◆ GIVEN INSTRUCTION:
Repeat the whole listing below, word for word.

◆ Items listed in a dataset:
** start **

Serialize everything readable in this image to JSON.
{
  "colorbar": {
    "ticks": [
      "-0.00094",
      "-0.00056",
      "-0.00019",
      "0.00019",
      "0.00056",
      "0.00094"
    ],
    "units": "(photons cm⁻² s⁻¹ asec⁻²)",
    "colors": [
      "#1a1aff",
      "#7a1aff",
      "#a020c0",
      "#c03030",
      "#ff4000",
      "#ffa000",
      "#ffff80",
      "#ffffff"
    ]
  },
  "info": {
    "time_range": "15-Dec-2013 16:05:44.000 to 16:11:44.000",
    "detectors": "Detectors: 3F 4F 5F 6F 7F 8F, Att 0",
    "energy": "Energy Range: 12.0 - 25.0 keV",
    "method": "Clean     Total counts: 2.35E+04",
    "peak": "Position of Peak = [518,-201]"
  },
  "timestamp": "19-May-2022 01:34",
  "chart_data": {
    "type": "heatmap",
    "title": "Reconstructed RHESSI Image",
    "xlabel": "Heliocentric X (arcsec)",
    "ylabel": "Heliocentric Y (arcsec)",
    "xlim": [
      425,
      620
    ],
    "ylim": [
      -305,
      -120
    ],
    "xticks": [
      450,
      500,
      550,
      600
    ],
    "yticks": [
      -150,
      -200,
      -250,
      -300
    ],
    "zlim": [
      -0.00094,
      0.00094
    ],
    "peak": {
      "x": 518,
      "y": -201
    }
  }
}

** end **

◆ EXPECTED OUTPUT:
Serialize everything readable in this image to JSON.
{
  "colorbar": {
    "ticks": [
      "-0.00094",
      "-0.00056",
      "-0.00019",
      "0.00019",
      "0.00056",
      "0.00094"
    ],
    "units": "(photons cm⁻² s⁻¹ asec⁻²)",
    "colors": [
      "#1a1aff",
      "#7a1aff",
      "#a020c0",
      "#c03030",
      "#ff4000",
      "#ffa000",
      "#ffff80",
      "#ffffff"
    ]
  },
  "info": {
    "time_range": "15-Dec-2013 16:05:44.000 to 16:11:44.000",
    "detectors": "Detectors: 3F 4F 5F 6F 7F 8F, Att 0",
    "energy": "Energy Range: 12.0 - 25.0 keV",
    "method": "Clean     Total counts: 2.35E+04",
    "peak": "Position of Peak = [518,-201]"
  },
  "timestamp": "19-May-2022 01:34",
  "chart_data": {
    "type": "heatmap",
    "title": "Reconstructed RHESSI Image",
    "xlabel": "Heliocentric X (arcsec)",
    "ylabel": "Heliocentric Y (arcsec)",
    "xlim": [
      425,
      620
    ],
    "ylim": [
      -305,
      -120
    ],
    "xticks": [
      450,
      500,
      550,
      600
    ],
    "yticks": [
      -150,
      -200,
      -250,
      -300
    ],
    "zlim": [
      -0.00094,
      0.00094
    ],
    "peak": {
      "x": 518,
      "y": -201
    }
  }
}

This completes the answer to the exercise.